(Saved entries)
┄┄┄┄┄┄┄┄┄┄┄┄┄┄┄┄┄┄┄┄

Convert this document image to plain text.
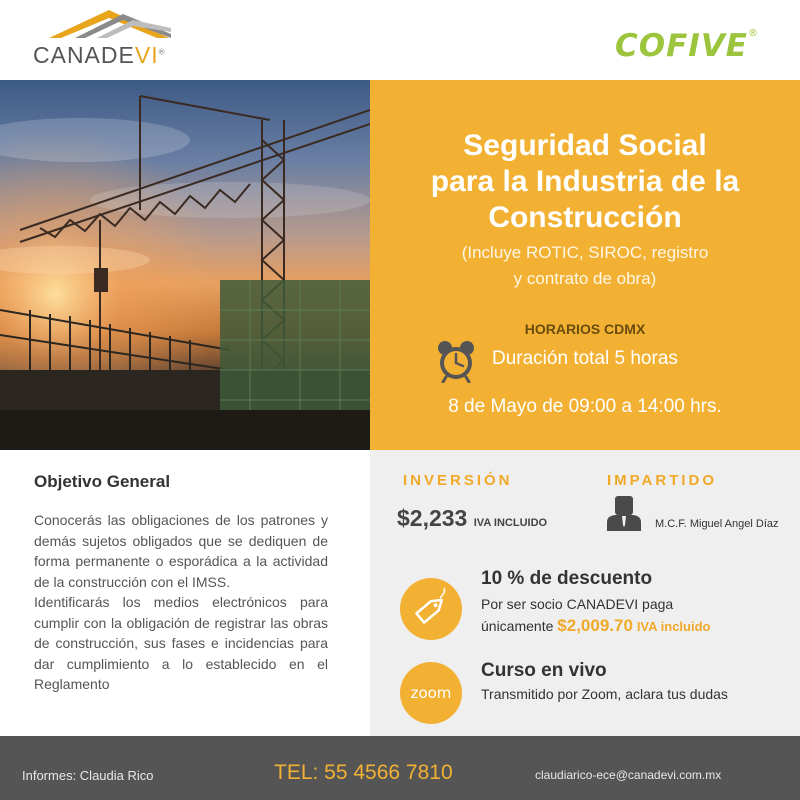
CANADEVI®	COFIVE®
Seguridad Social
para la Industria de la
Construcción
(Incluye ROTIC, SIROC, registro
y contrato de obra)
HORARIOS CDMX
Duración total 5 horas
8 de Mayo de 09:00 a 14:00 hrs.
Objetivo General

Conocerás las obligaciones de los patrones y demás sujetos obligados que se dediquen de forma permanente o esporádica a la actividad de la construcción con el IMSS.

Identificarás los medios electrónicos para cumplir con la obligación de registrar las obras de construcción, sus fases e incidencias para dar cumplimiento a lo establecido en el Reglamento

INVERSIÓN
$2,233 IVA INCLUIDO
IMPARTIDO
M.C.F. Miguel Angel Díaz
10 % de descuento
Por ser socio CANADEVI paga
únicamente $2,009.70 IVA incluido
zoom
Curso en vivo
Transmitido por Zoom, aclara tus dudas
Informes: Claudia Rico	TEL: 55 4566 7810	claudiarico-ece@canadevi.com.mx
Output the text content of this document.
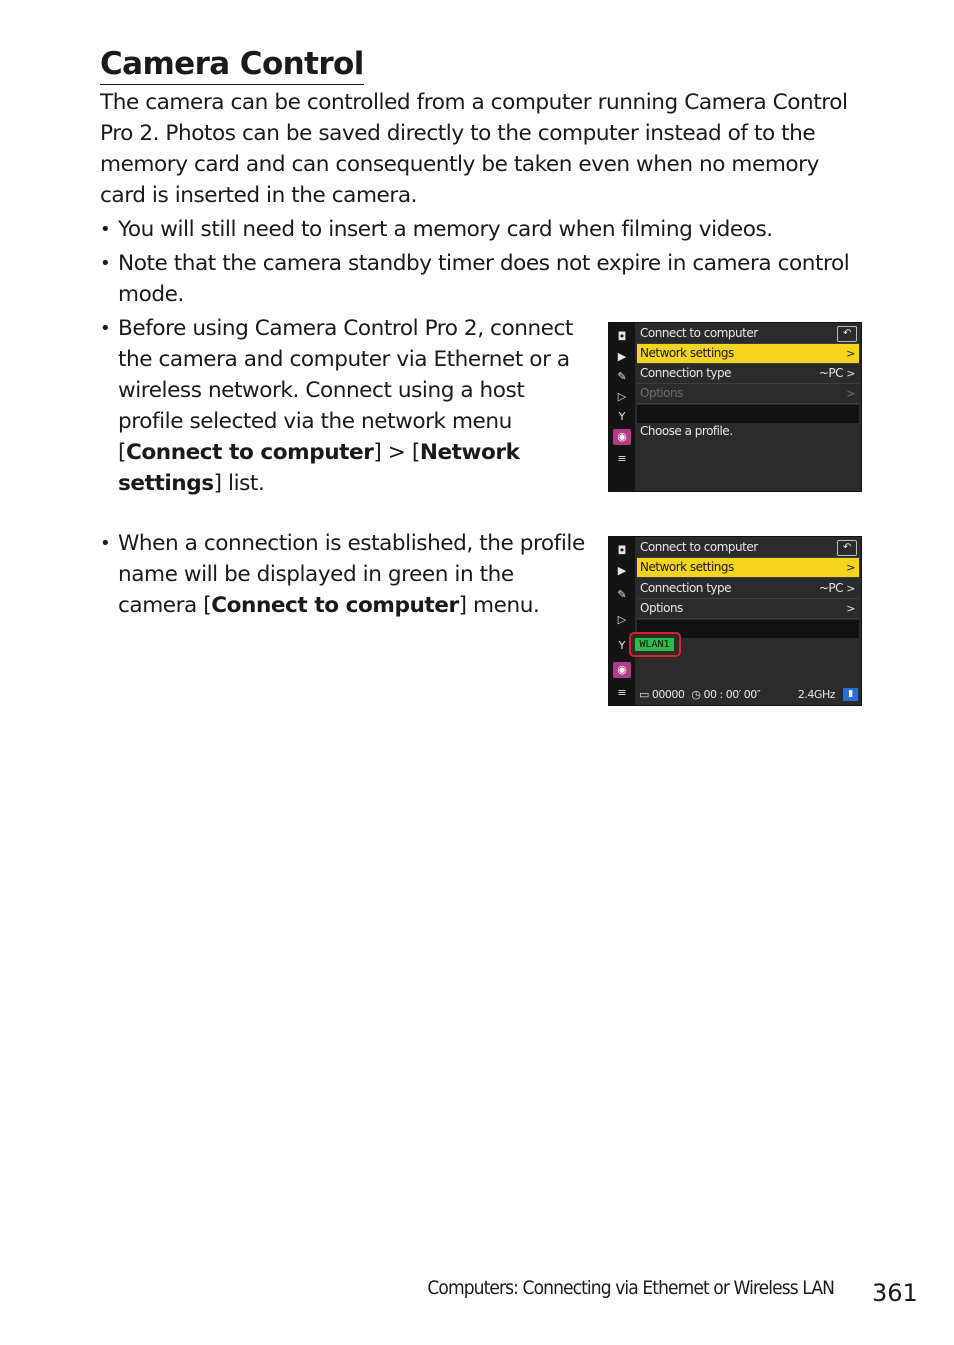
Camera Control

The camera can be controlled from a computer running Camera Control Pro 2. Photos can be saved directly to the computer instead of to the memory card and can consequently be taken even when no memory card is inserted in the camera.

• You will still need to insert a memory card when filming videos.

• Note that the camera standby timer does not expire in camera control mode.

• Before using Camera Control Pro 2, connect the camera and computer via Ethernet or a wireless network. Connect using a host profile selected via the network menu [Connect to computer] > [Network settings] list.

• When a connection is established, the profile name will be displayed in green in the camera [Connect to computer] menu.

◘
▶
✎
▷
Y
◉
≡
Connect to computer	↶
Network settings	>
Connection type	~PC >
Options	>
Choose a profile.
◘
▶
✎
▷
Y
◉
≡
Connect to computer	↶
Network settings	>
Connection type	~PC >
Options	>
WLAN1
▭ 00000 ◷ 00 : 00′ 00″	2.4GHz	▮
Computers: Connecting via Ethernet or Wireless LAN 361
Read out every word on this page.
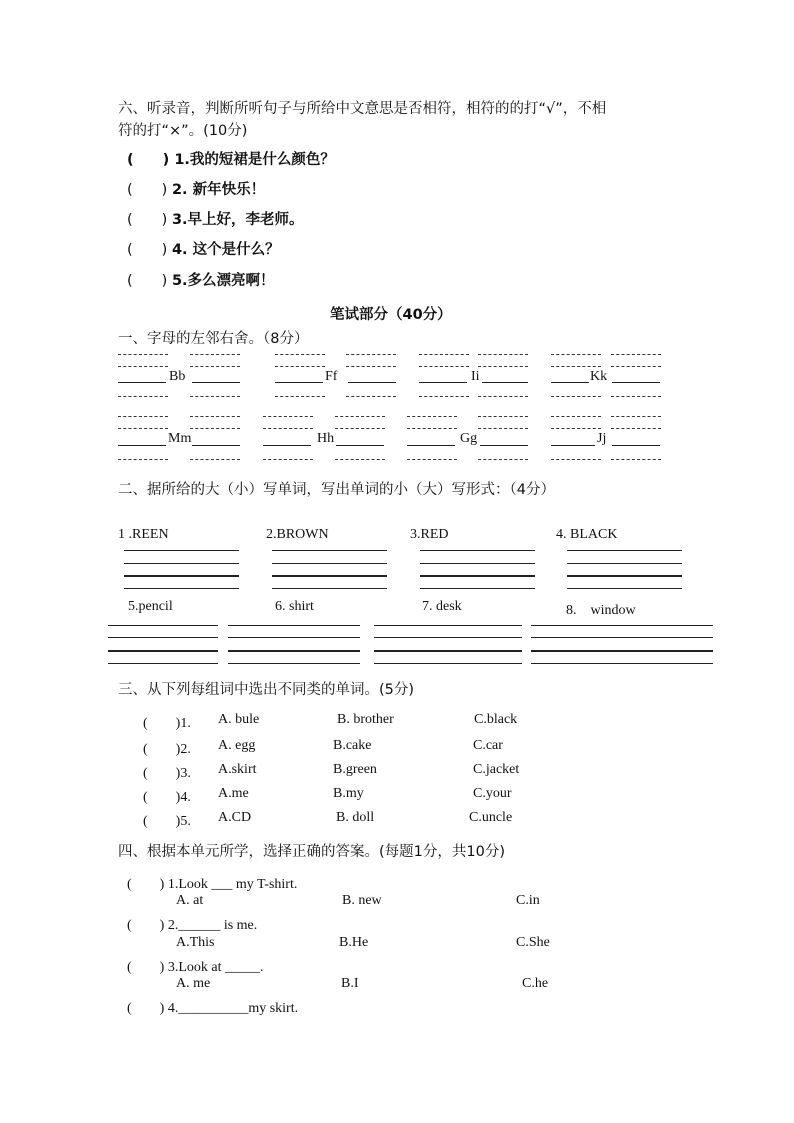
六、听录音，判断所听句子与所给中文意思是否相符，相符的的打“√”，不相
符的打“×”。(10分)
(　　) 1.我的短裙是什么颜色？
(　　) 2. 新年快乐！
(　　) 3.早上好，李老师。
(　　) 4. 这个是什么？
(　　) 5.多么漂亮啊！
笔试部分（40分）
一、字母的左邻右舍。（8分）
Bb	Ff	Ii	Kk
Mm	Hh	Gg	Jj
二、据所给的大（小）写单词，写出单词的小（大）写形式：（4分）
1 .REEN	2.BROWN	3.RED	4. BLACK
5.pencil	6. shirt	7. desk	8.　window
三、从下列每组词中选出不同类的单词。(5分)
(　　)1. A. bule	B. brother	C.black
(　　)2. A. egg	B.cake	C.car
(　　)3. A.skirt	B.green	C.jacket
(　　)4. A.me	B.my	C.your
(　　)5. A.CD	B. doll	C.uncle
四、根据本单元所学，选择正确的答案。(每题1分，共10分)
(　　) 1.Look ___ my T-shirt.
A. at	B. new	C.in
(　　) 2.______ is me.
A.This	B.He	C.She
(　　) 3.Look at _____.
A. me	B.I	C.he
(　　) 4.__________my skirt.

┄┄┄┄┄┄┄┄┄┄┄┄┄┄┄┄┄┄┄┄

[STATED PROBLEM] How many lines of the listing above include the word "text"? Reply with the number alone.

[RESPONSE] 2